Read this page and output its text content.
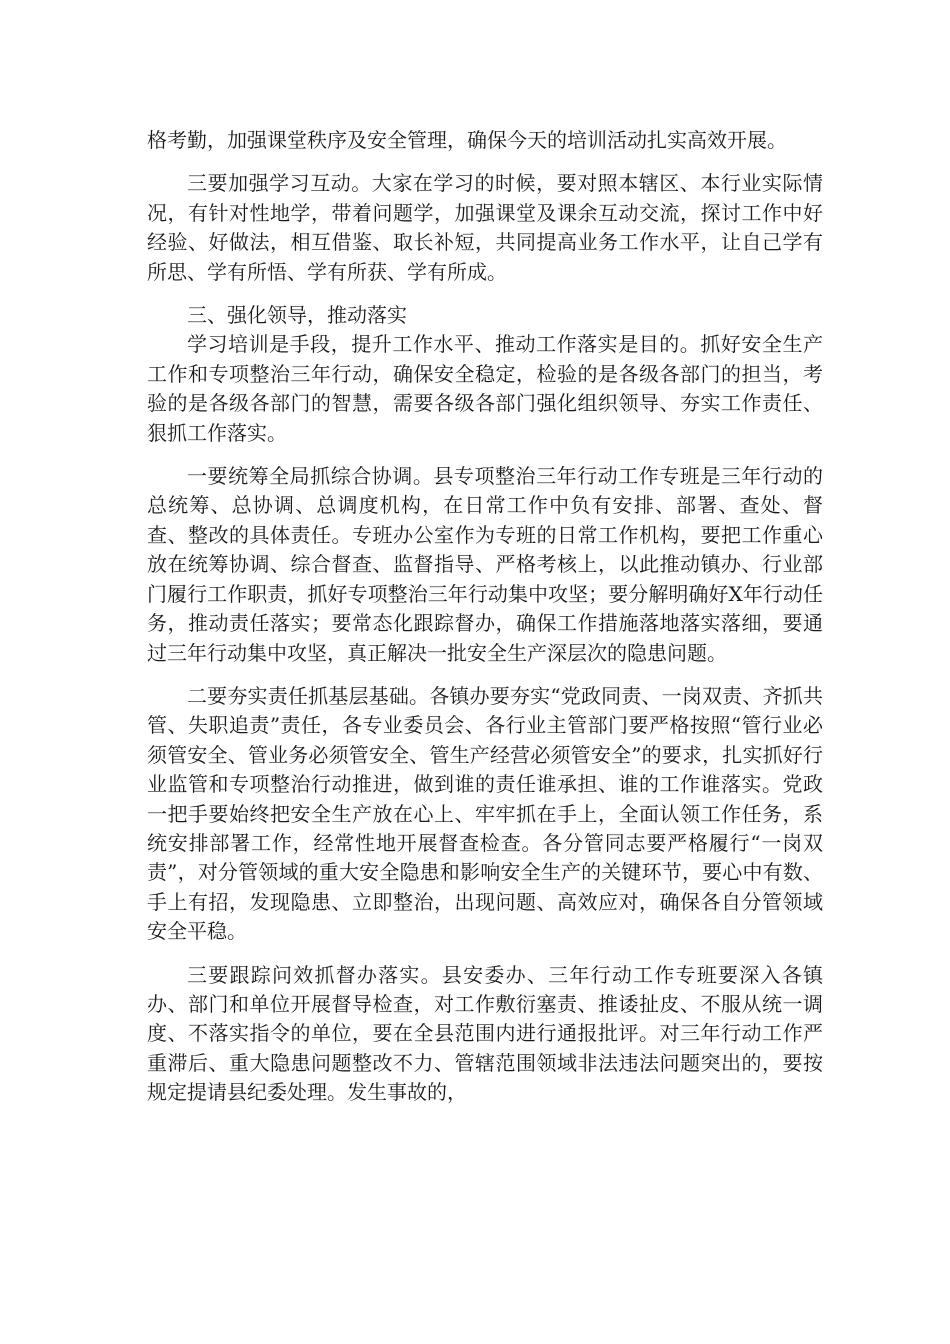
格考勤，加强课堂秩序及安全管理，确保今天的培训活动扎实高效开展。

三要加强学习互动。大家在学习的时候，要对照本辖区、本行业实际情况，有针对性地学，带着问题学，加强课堂及课余互动交流，探讨工作中好经验、好做法，相互借鉴、取长补短，共同提高业务工作水平，让自己学有所思、学有所悟、学有所获、学有所成。

三、强化领导，推动落实

学习培训是手段，提升工作水平、推动工作落实是目的。抓好安全生产工作和专项整治三年行动，确保安全稳定，检验的是各级各部门的担当，考验的是各级各部门的智慧，需要各级各部门强化组织领导、夯实工作责任、狠抓工作落实。

一要统筹全局抓综合协调。县专项整治三年行动工作专班是三年行动的总统筹、总协调、总调度机构，在日常工作中负有安排、部署、查处、督查、整改的具体责任。专班办公室作为专班的日常工作机构，要把工作重心放在统筹协调、综合督查、监督指导、严格考核上，以此推动镇办、行业部门履行工作职责，抓好专项整治三年行动集中攻坚；要分解明确好X年行动任务，推动责任落实；要常态化跟踪督办，确保工作措施落地落实落细，要通过三年行动集中攻坚，真正解决一批安全生产深层次的隐患问题。

二要夯实责任抓基层基础。各镇办要夯实“党政同责、一岗双责、齐抓共管、失职追责”责任，各专业委员会、各行业主管部门要严格按照“管行业必须管安全、管业务必须管安全、管生产经营必须管安全”的要求，扎实抓好行业监管和专项整治行动推进，做到谁的责任谁承担、谁的工作谁落实。党政一把手要始终把安全生产放在心上、牢牢抓在手上，全面认领工作任务，系统安排部署工作，经常性地开展督查检查。各分管同志要严格履行“一岗双责”，对分管领域的重大安全隐患和影响安全生产的关键环节，要心中有数、手上有招，发现隐患、立即整治，出现问题、高效应对，确保各自分管领域安全平稳。

三要跟踪问效抓督办落实。县安委办、三年行动工作专班要深入各镇办、部门和单位开展督导检查，对工作敷衍塞责、推诿扯皮、不服从统一调度、不落实指令的单位，要在全县范围内进行通报批评。对三年行动工作严重滞后、重大隐患问题整改不力、管辖范围领域非法违法问题突出的，要按规定提请县纪委处理。发生事故的，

++++

- _Task instructions_
Give back the entries verbatim. Do not include any picture.

- _Exercise answer_
Read this page and output its text content.
格考勤，加强课堂秩序及安全管理，确保今天的培训活动扎实高效开展。

三要加强学习互动。大家在学习的时候，要对照本辖区、本行业实际情况，有针对性地学，带着问题学，加强课堂及课余互动交流，探讨工作中好经验、好做法，相互借鉴、取长补短，共同提高业务工作水平，让自己学有所思、学有所悟、学有所获、学有所成。

三、强化领导，推动落实

学习培训是手段，提升工作水平、推动工作落实是目的。抓好安全生产工作和专项整治三年行动，确保安全稳定，检验的是各级各部门的担当，考验的是各级各部门的智慧，需要各级各部门强化组织领导、夯实工作责任、狠抓工作落实。

一要统筹全局抓综合协调。县专项整治三年行动工作专班是三年行动的总统筹、总协调、总调度机构，在日常工作中负有安排、部署、查处、督查、整改的具体责任。专班办公室作为专班的日常工作机构，要把工作重心放在统筹协调、综合督查、监督指导、严格考核上，以此推动镇办、行业部门履行工作职责，抓好专项整治三年行动集中攻坚；要分解明确好X年行动任务，推动责任落实；要常态化跟踪督办，确保工作措施落地落实落细，要通过三年行动集中攻坚，真正解决一批安全生产深层次的隐患问题。

二要夯实责任抓基层基础。各镇办要夯实“党政同责、一岗双责、齐抓共管、失职追责”责任，各专业委员会、各行业主管部门要严格按照“管行业必须管安全、管业务必须管安全、管生产经营必须管安全”的要求，扎实抓好行业监管和专项整治行动推进，做到谁的责任谁承担、谁的工作谁落实。党政一把手要始终把安全生产放在心上、牢牢抓在手上，全面认领工作任务，系统安排部署工作，经常性地开展督查检查。各分管同志要严格履行“一岗双责”，对分管领域的重大安全隐患和影响安全生产的关键环节，要心中有数、手上有招，发现隐患、立即整治，出现问题、高效应对，确保各自分管领域安全平稳。

三要跟踪问效抓督办落实。县安委办、三年行动工作专班要深入各镇办、部门和单位开展督导检查，对工作敷衍塞责、推诿扯皮、不服从统一调度、不落实指令的单位，要在全县范围内进行通报批评。对三年行动工作严重滞后、重大隐患问题整改不力、管辖范围领域非法违法问题突出的，要按规定提请县纪委处理。发生事故的，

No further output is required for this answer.